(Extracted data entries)
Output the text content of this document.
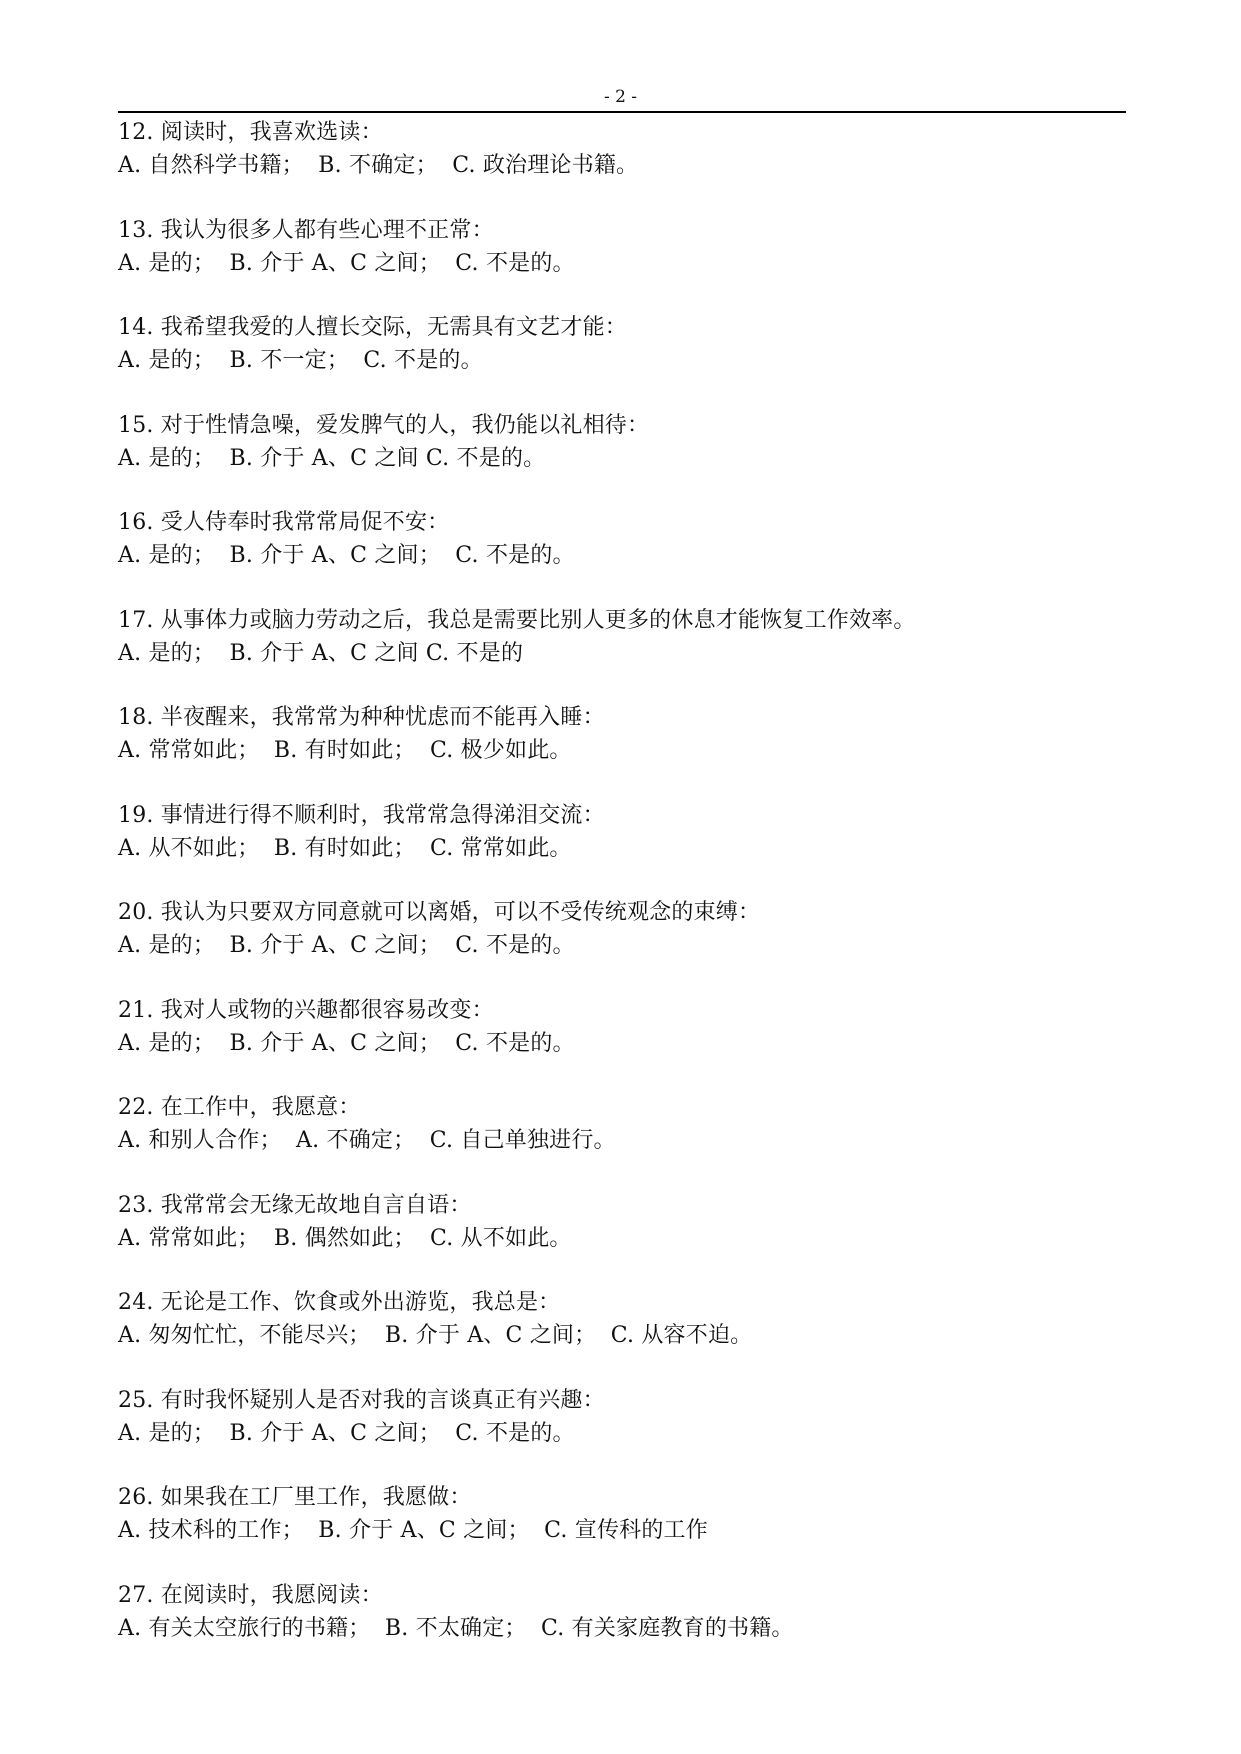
- 2 -
12. 阅读时，我喜欢选读：
A. 自然科学书籍；  B. 不确定；  C. 政治理论书籍。
13. 我认为很多人都有些心理不正常：
A. 是的；  B. 介于 A、C 之间；  C. 不是的。
14. 我希望我爱的人擅长交际，无需具有文艺才能：
A. 是的；  B. 不一定；  C. 不是的。
15. 对于性情急噪，爱发脾气的人，我仍能以礼相待：
A. 是的；  B. 介于 A、C 之间 C. 不是的。
16. 受人侍奉时我常常局促不安：
A. 是的；  B. 介于 A、C 之间；  C. 不是的。
17. 从事体力或脑力劳动之后，我总是需要比别人更多的休息才能恢复工作效率。
A. 是的；  B. 介于 A、C 之间 C. 不是的
18. 半夜醒来，我常常为种种忧虑而不能再入睡：
A. 常常如此；  B. 有时如此；  C. 极少如此。
19. 事情进行得不顺利时，我常常急得涕泪交流：
A. 从不如此；  B. 有时如此；  C. 常常如此。
20. 我认为只要双方同意就可以离婚，可以不受传统观念的束缚：
A. 是的；  B. 介于 A、C 之间；  C. 不是的。
21. 我对人或物的兴趣都很容易改变：
A. 是的；  B. 介于 A、C 之间；  C. 不是的。
22. 在工作中，我愿意：
A. 和别人合作；  A. 不确定；  C. 自己单独进行。
23. 我常常会无缘无故地自言自语：
A. 常常如此；  B. 偶然如此；  C. 从不如此。
24. 无论是工作、饮食或外出游览，我总是：
A. 匆匆忙忙，不能尽兴；  B. 介于 A、C 之间；  C. 从容不迫。
25. 有时我怀疑别人是否对我的言谈真正有兴趣：
A. 是的；  B. 介于 A、C 之间；  C. 不是的。
26. 如果我在工厂里工作，我愿做：
A. 技术科的工作；  B. 介于 A、C 之间；  C. 宣传科的工作
27. 在阅读时，我愿阅读：
A. 有关太空旅行的书籍；  B. 不太确定；  C. 有关家庭教育的书籍。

§ **Exercise objective**:
Your copy of the data above should match it exactly, except that pictures are left out.

§ **Problem solution**:
Output the text content of this document.
- 2 -
12. 阅读时，我喜欢选读：
A. 自然科学书籍；  B. 不确定；  C. 政治理论书籍。
13. 我认为很多人都有些心理不正常：
A. 是的；  B. 介于 A、C 之间；  C. 不是的。
14. 我希望我爱的人擅长交际，无需具有文艺才能：
A. 是的；  B. 不一定；  C. 不是的。
15. 对于性情急噪，爱发脾气的人，我仍能以礼相待：
A. 是的；  B. 介于 A、C 之间 C. 不是的。
16. 受人侍奉时我常常局促不安：
A. 是的；  B. 介于 A、C 之间；  C. 不是的。
17. 从事体力或脑力劳动之后，我总是需要比别人更多的休息才能恢复工作效率。
A. 是的；  B. 介于 A、C 之间 C. 不是的
18. 半夜醒来，我常常为种种忧虑而不能再入睡：
A. 常常如此；  B. 有时如此；  C. 极少如此。
19. 事情进行得不顺利时，我常常急得涕泪交流：
A. 从不如此；  B. 有时如此；  C. 常常如此。
20. 我认为只要双方同意就可以离婚，可以不受传统观念的束缚：
A. 是的；  B. 介于 A、C 之间；  C. 不是的。
21. 我对人或物的兴趣都很容易改变：
A. 是的；  B. 介于 A、C 之间；  C. 不是的。
22. 在工作中，我愿意：
A. 和别人合作；  A. 不确定；  C. 自己单独进行。
23. 我常常会无缘无故地自言自语：
A. 常常如此；  B. 偶然如此；  C. 从不如此。
24. 无论是工作、饮食或外出游览，我总是：
A. 匆匆忙忙，不能尽兴；  B. 介于 A、C 之间；  C. 从容不迫。
25. 有时我怀疑别人是否对我的言谈真正有兴趣：
A. 是的；  B. 介于 A、C 之间；  C. 不是的。
26. 如果我在工厂里工作，我愿做：
A. 技术科的工作；  B. 介于 A、C 之间；  C. 宣传科的工作
27. 在阅读时，我愿阅读：
A. 有关太空旅行的书籍；  B. 不太确定；  C. 有关家庭教育的书籍。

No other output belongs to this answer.